Copy out all of the entries, keeping every word the same.

(Supplied information Opens)

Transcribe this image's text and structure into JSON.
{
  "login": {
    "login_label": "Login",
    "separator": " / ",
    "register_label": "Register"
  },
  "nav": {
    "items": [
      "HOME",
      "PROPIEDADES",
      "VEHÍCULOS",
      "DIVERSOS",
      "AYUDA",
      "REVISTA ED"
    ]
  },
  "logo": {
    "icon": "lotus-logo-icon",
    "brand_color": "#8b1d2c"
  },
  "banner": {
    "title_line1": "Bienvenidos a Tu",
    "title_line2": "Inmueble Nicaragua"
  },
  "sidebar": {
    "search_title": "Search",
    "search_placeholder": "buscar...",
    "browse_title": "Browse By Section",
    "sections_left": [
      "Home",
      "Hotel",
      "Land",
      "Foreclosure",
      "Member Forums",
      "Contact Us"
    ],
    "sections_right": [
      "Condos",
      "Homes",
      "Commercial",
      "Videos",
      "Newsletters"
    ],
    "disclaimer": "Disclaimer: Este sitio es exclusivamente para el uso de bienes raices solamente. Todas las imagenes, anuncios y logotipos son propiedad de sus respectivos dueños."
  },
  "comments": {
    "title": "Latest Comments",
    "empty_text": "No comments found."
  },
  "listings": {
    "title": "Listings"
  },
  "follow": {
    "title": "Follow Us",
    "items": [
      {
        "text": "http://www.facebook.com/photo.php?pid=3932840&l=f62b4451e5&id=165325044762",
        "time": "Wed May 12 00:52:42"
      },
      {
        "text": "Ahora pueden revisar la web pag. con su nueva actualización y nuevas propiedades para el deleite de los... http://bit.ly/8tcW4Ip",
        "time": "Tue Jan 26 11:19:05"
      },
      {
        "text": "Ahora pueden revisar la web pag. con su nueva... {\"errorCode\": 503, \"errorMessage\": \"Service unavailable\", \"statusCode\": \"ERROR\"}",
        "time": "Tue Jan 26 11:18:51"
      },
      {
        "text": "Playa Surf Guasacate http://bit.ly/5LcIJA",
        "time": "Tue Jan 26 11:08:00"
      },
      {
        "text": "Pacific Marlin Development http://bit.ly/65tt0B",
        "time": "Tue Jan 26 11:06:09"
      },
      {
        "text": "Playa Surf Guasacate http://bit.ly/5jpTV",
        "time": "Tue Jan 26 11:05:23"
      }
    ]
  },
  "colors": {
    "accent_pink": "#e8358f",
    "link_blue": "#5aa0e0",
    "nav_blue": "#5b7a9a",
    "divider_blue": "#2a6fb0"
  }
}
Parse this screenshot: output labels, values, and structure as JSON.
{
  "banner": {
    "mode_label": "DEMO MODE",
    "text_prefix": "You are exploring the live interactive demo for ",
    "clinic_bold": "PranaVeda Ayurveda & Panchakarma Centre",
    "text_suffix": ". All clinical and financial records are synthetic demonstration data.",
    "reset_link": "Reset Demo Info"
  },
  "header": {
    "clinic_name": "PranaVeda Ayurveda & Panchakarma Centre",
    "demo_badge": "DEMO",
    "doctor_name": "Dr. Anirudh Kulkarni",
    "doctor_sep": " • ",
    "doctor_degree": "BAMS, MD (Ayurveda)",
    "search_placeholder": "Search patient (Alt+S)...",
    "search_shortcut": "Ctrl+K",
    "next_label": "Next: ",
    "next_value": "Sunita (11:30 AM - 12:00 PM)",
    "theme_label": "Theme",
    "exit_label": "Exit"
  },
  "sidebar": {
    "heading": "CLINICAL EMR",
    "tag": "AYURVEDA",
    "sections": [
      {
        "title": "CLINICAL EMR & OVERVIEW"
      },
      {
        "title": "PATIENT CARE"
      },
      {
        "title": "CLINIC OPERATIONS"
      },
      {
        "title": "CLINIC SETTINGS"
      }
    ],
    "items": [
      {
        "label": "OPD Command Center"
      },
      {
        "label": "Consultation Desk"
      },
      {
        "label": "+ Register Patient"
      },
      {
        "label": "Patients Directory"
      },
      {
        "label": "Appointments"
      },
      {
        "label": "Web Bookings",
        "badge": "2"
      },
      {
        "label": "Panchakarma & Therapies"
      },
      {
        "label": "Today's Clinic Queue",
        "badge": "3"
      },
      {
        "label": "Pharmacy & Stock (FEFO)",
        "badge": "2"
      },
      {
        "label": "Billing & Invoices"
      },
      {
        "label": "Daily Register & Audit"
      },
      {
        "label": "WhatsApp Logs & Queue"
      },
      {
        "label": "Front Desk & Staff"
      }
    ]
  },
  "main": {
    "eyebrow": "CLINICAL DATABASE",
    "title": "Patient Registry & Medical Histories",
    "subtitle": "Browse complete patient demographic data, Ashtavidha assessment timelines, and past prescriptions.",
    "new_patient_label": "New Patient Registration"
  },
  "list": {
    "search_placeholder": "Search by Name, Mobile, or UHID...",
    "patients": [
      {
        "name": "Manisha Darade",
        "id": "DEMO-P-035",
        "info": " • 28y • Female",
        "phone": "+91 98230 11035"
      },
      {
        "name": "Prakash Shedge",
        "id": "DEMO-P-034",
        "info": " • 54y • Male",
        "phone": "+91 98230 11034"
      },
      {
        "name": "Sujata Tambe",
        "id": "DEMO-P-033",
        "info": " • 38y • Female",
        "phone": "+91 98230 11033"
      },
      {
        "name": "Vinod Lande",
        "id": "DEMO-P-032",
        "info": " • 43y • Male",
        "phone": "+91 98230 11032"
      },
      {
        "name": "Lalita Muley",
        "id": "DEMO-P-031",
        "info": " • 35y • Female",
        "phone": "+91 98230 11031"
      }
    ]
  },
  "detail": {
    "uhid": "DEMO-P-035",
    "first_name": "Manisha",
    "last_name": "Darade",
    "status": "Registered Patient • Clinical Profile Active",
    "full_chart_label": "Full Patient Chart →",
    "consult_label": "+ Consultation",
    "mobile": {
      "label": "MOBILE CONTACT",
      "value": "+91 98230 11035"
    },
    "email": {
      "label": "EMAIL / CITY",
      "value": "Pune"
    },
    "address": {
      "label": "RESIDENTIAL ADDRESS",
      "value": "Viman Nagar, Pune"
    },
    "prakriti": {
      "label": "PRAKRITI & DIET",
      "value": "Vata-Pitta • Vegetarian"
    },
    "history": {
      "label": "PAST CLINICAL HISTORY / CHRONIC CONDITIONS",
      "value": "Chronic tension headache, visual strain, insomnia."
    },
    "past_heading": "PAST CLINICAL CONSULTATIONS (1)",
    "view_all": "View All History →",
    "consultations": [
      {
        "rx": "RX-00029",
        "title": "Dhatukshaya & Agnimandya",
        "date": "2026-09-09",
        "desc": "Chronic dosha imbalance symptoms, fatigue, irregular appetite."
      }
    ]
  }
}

(Supplied information Closes)

§ Answer for this exercise
Transcribe this image's text and structure into JSON.
{
  "login": {
    "login_label": "Login",
    "separator": " / ",
    "register_label": "Register"
  },
  "nav": {
    "items": [
      "HOME",
      "PROPIEDADES",
      "VEHÍCULOS",
      "DIVERSOS",
      "AYUDA",
      "REVISTA ED"
    ]
  },
  "logo": {
    "icon": "lotus-logo-icon",
    "brand_color": "#8b1d2c"
  },
  "banner": {
    "title_line1": "Bienvenidos a Tu",
    "title_line2": "Inmueble Nicaragua"
  },
  "sidebar": {
    "search_title": "Search",
    "search_placeholder": "buscar...",
    "browse_title": "Browse By Section",
    "sections_left": [
      "Home",
      "Hotel",
      "Land",
      "Foreclosure",
      "Member Forums",
      "Contact Us"
    ],
    "sections_right": [
      "Condos",
      "Homes",
      "Commercial",
      "Videos",
      "Newsletters"
    ],
    "disclaimer": "Disclaimer: Este sitio es exclusivamente para el uso de bienes raices solamente. Todas las imagenes, anuncios y logotipos son propiedad de sus respectivos dueños."
  },
  "comments": {
    "title": "Latest Comments",
    "empty_text": "No comments found."
  },
  "listings": {
    "title": "Listings"
  },
  "follow": {
    "title": "Follow Us",
    "items": [
      {
        "text": "http://www.facebook.com/photo.php?pid=3932840&l=f62b4451e5&id=165325044762",
        "time": "Wed May 12 00:52:42"
      },
      {
        "text": "Ahora pueden revisar la web pag. con su nueva actualización y nuevas propiedades para el deleite de los... http://bit.ly/8tcW4Ip",
        "time": "Tue Jan 26 11:19:05"
      },
      {
        "text": "Ahora pueden revisar la web pag. con su nueva... {\"errorCode\": 503, \"errorMessage\": \"Service unavailable\", \"statusCode\": \"ERROR\"}",
        "time": "Tue Jan 26 11:18:51"
      },
      {
        "text": "Playa Surf Guasacate http://bit.ly/5LcIJA",
        "time": "Tue Jan 26 11:08:00"
      },
      {
        "text": "Pacific Marlin Development http://bit.ly/65tt0B",
        "time": "Tue Jan 26 11:06:09"
      },
      {
        "text": "Playa Surf Guasacate http://bit.ly/5jpTV",
        "time": "Tue Jan 26 11:05:23"
      }
    ]
  },
  "colors": {
    "accent_pink": "#e8358f",
    "link_blue": "#5aa0e0",
    "nav_blue": "#5b7a9a",
    "divider_blue": "#2a6fb0"
  }
}
Parse this screenshot: output labels, values, and structure as JSON.
{
  "banner": {
    "mode_label": "DEMO MODE",
    "text_prefix": "You are exploring the live interactive demo for ",
    "clinic_bold": "PranaVeda Ayurveda & Panchakarma Centre",
    "text_suffix": ". All clinical and financial records are synthetic demonstration data.",
    "reset_link": "Reset Demo Info"
  },
  "header": {
    "clinic_name": "PranaVeda Ayurveda & Panchakarma Centre",
    "demo_badge": "DEMO",
    "doctor_name": "Dr. Anirudh Kulkarni",
    "doctor_sep": " • ",
    "doctor_degree": "BAMS, MD (Ayurveda)",
    "search_placeholder": "Search patient (Alt+S)...",
    "search_shortcut": "Ctrl+K",
    "next_label": "Next: ",
    "next_value": "Sunita (11:30 AM - 12:00 PM)",
    "theme_label": "Theme",
    "exit_label": "Exit"
  },
  "sidebar": {
    "heading": "CLINICAL EMR",
    "tag": "AYURVEDA",
    "sections": [
      {
        "title": "CLINICAL EMR & OVERVIEW"
      },
      {
        "title": "PATIENT CARE"
      },
      {
        "title": "CLINIC OPERATIONS"
      },
      {
        "title": "CLINIC SETTINGS"
      }
    ],
    "items": [
      {
        "label": "OPD Command Center"
      },
      {
        "label": "Consultation Desk"
      },
      {
        "label": "+ Register Patient"
      },
      {
        "label": "Patients Directory"
      },
      {
        "label": "Appointments"
      },
      {
        "label": "Web Bookings",
        "badge": "2"
      },
      {
        "label": "Panchakarma & Therapies"
      },
      {
        "label": "Today's Clinic Queue",
        "badge": "3"
      },
      {
        "label": "Pharmacy & Stock (FEFO)",
        "badge": "2"
      },
      {
        "label": "Billing & Invoices"
      },
      {
        "label": "Daily Register & Audit"
      },
      {
        "label": "WhatsApp Logs & Queue"
      },
      {
        "label": "Front Desk & Staff"
      }
    ]
  },
  "main": {
    "eyebrow": "CLINICAL DATABASE",
    "title": "Patient Registry & Medical Histories",
    "subtitle": "Browse complete patient demographic data, Ashtavidha assessment timelines, and past prescriptions.",
    "new_patient_label": "New Patient Registration"
  },
  "list": {
    "search_placeholder": "Search by Name, Mobile, or UHID...",
    "patients": [
      {
        "name": "Manisha Darade",
        "id": "DEMO-P-035",
        "info": " • 28y • Female",
        "phone": "+91 98230 11035"
      },
      {
        "name": "Prakash Shedge",
        "id": "DEMO-P-034",
        "info": " • 54y • Male",
        "phone": "+91 98230 11034"
      },
      {
        "name": "Sujata Tambe",
        "id": "DEMO-P-033",
        "info": " • 38y • Female",
        "phone": "+91 98230 11033"
      },
      {
        "name": "Vinod Lande",
        "id": "DEMO-P-032",
        "info": " • 43y • Male",
        "phone": "+91 98230 11032"
      },
      {
        "name": "Lalita Muley",
        "id": "DEMO-P-031",
        "info": " • 35y • Female",
        "phone": "+91 98230 11031"
      }
    ]
  },
  "detail": {
    "uhid": "DEMO-P-035",
    "first_name": "Manisha",
    "last_name": "Darade",
    "status": "Registered Patient • Clinical Profile Active",
    "full_chart_label": "Full Patient Chart →",
    "consult_label": "+ Consultation",
    "mobile": {
      "label": "MOBILE CONTACT",
      "value": "+91 98230 11035"
    },
    "email": {
      "label": "EMAIL / CITY",
      "value": "Pune"
    },
    "address": {
      "label": "RESIDENTIAL ADDRESS",
      "value": "Viman Nagar, Pune"
    },
    "prakriti": {
      "label": "PRAKRITI & DIET",
      "value": "Vata-Pitta • Vegetarian"
    },
    "history": {
      "label": "PAST CLINICAL HISTORY / CHRONIC CONDITIONS",
      "value": "Chronic tension headache, visual strain, insomnia."
    },
    "past_heading": "PAST CLINICAL CONSULTATIONS (1)",
    "view_all": "View All History →",
    "consultations": [
      {
        "rx": "RX-00029",
        "title": "Dhatukshaya & Agnimandya",
        "date": "2026-09-09",
        "desc": "Chronic dosha imbalance symptoms, fatigue, irregular appetite."
      }
    ]
  }
}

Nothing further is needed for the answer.